## Qué harás:
a) Decide si estas afirmaciones coinciden con el texto sobre el exilio y la escritura: (i) La madre murió en Chile. (ii) La primera novela se publicó a los 40 años. (iii) El padre se fue a Londres con ellas. Contesta sí o no en cada una y copia tal cual las palabras del texto que lo deciden.
b) Escribe lo que sigue en el texto sobre el exilio y la escritura, empezando justo después de su última oración.

## Fragmento del documento:
══════════
Nunca me quedo en un lugar que ya conozco. Me enfrento a los grandes paradigmas intentando hacer siempre un camino propio. Esta búsqueda de estar primero en las ciencias, luego en el diseño y la moda, y atreverme más tarde, a los 40 años, a publicar mi primera novela fue una manera de rebelarme contra lo que me había trazado. No me conformo con lo que sé. Necesito andar por nuevos territorios para poder llegar a nuevos puertos. Al final, tengo una mente científica: me mueve el conocimiento, descubrir cosas.
Uno es el resultado de la vida que llevó. La ideología de izquierda de mis padres nos empujó al exilio, en Inglaterra. Mi madre, filósofa, en la línea de los existencialistas franceses, era muy poco práctica y muy comprometida políticamente. Estuvo tres semanas desaparecida en 1977. Y a las pocas semanas de que la liberaran una madrugada le encontraron un cáncer. La operaron en Chile y, gracias a una beca de posgrado, nos fuimos ambas a Londres a estudiar a la universidad de Essex. Mi padre, arquitecto, y mis hermanos menores permanecieron en Chile. Pero su cáncer avanzó y al año falleció en Londres. Yo tenía 18 años y estudiaba Biología. Pude sobrellevar ese dolor porque siento que, además de la formación y el temple con los que me forjaron mis padres, tengo algo genético, que viene de mis abuelos que lograron huir de los pogroms en Ucrania, que me convierte en una sobreviviente.
Frente al dolor, un libro. La literatura fue siempre mi lugar, un sitio al cual podía acudir. Era seguro y lo sentía mío. Creo que por eso me demoré en salir al mundo como escritora. Lo vivía como algo tan personal que no entendía cómo a ese mundo uno lo podía compartir con los demás. Pero fue necesario. Si quería vivir dentro de los libros, como me había propuesto, la mejor forma era transformarme en escritora. Estaba todo ahí, porque siempre escribí. Y así me lancé. Fue casi una imposición. Dejé mi puesto como directora de arte y editora de moda en Elle, y me dispuse a vivir en la literatura.
══════════
## Datos proporcionados:
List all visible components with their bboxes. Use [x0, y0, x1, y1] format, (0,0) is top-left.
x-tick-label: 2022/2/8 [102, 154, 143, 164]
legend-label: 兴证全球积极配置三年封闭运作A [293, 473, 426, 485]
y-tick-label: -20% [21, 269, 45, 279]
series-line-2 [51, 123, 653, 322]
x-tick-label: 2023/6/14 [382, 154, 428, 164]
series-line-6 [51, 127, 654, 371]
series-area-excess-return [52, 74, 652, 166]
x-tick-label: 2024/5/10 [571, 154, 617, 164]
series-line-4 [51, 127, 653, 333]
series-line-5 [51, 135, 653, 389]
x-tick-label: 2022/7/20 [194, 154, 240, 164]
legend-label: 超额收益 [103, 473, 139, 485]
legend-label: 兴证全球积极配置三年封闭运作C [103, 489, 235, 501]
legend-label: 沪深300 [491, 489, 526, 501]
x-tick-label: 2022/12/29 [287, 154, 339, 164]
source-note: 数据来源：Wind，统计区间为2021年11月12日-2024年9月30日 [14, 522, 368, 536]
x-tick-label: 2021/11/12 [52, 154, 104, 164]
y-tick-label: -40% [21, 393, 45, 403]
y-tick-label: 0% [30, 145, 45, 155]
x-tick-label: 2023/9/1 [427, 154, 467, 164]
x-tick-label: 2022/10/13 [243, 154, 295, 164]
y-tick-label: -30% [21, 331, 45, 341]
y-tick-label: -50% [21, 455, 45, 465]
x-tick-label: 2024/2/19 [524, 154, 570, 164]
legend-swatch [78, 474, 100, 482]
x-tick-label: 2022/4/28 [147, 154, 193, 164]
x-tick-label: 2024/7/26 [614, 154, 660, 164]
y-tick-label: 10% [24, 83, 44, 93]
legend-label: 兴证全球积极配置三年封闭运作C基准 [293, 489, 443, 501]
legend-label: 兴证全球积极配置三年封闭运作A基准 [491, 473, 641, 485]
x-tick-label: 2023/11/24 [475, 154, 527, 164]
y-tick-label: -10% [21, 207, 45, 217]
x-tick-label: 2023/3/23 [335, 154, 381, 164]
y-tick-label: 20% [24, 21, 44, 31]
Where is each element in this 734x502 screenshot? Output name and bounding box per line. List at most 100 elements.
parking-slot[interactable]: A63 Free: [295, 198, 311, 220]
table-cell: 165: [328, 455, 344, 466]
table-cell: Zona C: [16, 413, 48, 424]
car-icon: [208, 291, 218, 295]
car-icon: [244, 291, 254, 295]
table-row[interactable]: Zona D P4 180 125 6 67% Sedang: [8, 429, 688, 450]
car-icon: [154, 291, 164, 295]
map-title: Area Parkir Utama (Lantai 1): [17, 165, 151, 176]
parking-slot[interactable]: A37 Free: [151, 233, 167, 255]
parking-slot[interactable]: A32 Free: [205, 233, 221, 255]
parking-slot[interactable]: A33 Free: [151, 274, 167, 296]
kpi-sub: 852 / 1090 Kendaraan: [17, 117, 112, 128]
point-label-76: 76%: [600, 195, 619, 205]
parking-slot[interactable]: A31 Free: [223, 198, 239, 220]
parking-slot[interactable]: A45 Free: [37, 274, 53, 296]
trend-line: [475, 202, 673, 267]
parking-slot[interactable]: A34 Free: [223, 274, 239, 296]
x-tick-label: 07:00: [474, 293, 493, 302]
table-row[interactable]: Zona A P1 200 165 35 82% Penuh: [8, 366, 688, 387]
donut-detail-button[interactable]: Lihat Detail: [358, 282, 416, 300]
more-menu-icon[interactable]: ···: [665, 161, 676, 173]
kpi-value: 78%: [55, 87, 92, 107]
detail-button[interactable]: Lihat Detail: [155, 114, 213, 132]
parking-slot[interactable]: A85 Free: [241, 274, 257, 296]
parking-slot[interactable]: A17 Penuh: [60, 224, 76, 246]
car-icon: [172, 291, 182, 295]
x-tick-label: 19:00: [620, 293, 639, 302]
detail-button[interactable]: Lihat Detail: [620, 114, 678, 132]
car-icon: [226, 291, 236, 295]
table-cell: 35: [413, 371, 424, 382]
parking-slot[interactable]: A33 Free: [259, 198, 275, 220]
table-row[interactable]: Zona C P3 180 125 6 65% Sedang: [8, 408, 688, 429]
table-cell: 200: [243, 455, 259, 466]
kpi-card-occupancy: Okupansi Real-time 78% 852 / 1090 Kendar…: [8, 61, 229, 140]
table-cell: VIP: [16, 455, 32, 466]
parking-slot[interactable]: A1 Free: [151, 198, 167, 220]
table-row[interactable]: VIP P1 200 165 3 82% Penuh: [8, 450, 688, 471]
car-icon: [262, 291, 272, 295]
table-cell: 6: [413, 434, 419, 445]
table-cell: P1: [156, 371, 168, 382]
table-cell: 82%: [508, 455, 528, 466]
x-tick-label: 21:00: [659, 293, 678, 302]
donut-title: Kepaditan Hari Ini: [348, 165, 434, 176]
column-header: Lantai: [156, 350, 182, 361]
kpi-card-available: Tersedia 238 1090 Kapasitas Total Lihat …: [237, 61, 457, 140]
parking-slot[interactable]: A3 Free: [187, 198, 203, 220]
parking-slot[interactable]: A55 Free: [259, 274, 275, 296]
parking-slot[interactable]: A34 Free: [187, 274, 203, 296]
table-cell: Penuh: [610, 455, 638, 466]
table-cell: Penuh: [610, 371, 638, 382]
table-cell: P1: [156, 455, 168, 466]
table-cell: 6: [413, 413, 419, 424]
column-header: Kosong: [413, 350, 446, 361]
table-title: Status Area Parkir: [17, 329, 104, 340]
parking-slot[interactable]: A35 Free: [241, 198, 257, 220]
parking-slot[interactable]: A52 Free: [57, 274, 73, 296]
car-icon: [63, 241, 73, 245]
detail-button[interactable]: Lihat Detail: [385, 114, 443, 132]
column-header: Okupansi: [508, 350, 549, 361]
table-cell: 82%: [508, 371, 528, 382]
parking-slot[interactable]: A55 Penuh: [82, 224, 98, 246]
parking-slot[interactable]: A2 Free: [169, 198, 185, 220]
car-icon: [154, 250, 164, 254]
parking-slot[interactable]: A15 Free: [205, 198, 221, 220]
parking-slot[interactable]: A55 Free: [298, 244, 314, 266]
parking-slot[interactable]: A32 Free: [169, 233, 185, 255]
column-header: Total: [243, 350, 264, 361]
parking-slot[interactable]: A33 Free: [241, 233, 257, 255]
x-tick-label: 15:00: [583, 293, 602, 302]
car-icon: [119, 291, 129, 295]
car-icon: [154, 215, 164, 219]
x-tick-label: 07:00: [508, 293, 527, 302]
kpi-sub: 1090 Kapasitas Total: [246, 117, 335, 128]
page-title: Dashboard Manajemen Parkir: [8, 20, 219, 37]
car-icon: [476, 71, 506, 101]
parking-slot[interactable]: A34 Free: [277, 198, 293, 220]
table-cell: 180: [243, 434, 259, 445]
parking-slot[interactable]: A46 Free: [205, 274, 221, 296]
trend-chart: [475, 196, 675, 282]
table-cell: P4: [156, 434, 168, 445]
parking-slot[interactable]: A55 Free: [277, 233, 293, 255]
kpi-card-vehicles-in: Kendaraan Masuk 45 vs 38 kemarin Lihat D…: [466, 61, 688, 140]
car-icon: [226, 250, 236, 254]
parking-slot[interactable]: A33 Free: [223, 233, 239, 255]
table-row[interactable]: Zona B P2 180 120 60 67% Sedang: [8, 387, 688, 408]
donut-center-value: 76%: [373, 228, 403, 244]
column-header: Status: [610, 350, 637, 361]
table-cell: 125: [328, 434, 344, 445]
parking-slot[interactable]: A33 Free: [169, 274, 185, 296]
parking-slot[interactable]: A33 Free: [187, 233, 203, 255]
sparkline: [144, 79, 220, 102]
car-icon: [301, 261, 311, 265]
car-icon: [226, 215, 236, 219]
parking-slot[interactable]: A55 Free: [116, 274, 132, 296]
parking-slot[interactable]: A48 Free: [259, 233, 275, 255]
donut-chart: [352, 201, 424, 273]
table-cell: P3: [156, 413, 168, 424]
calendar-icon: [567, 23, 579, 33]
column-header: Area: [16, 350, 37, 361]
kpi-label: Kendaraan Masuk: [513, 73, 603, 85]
══════════
## Respuestas del ejercicio:
a)
(i) No: "al año falleció en Londres."
(ii) Sí: "atreverme más tarde, a los 40 años, a publicar mi primera novela"
(iii) No: "Mi padre, arquitecto, y mis hermanos menores permanecieron en Chile."

b)
La herencia ideológica de mis padres se tradujo en una militancia de izquierda a los 16 años.Pero pronto me di cuenta de que no quería ser militante y que necesitaba mi libertad para decir y hacer ciertas cosas; para ser como quería ser. Siento que ese espíritu libertario se contradice con el hecho de pertenecer a un partido. Me mueven más las ideas que las militancias.
El premio Alfaguara significó conquistar un espacio más de libertad. Salí de mi "jaula de oro" que tuve con el género femenino en mi primera novela y me sumergí en una historia contada desde la voz de un hombre. De allí en adelante, me sentí libre de escribir desde cualquier personaje y de ahondar en cualquier mundo. El premio me da un espacio de libertad. Pero aún no sé cómo usarlo.
Gozo profundamente del acto físico de escribir. Escribir para mí significa ir asimilando un gran conocimiento sobre lo humano. Sin embargo, no sé si el hecho de ir indagando en los vínculos y en las emociones de un gran repertorio de personajes convierten al escritor en alguien más sabio para la vida.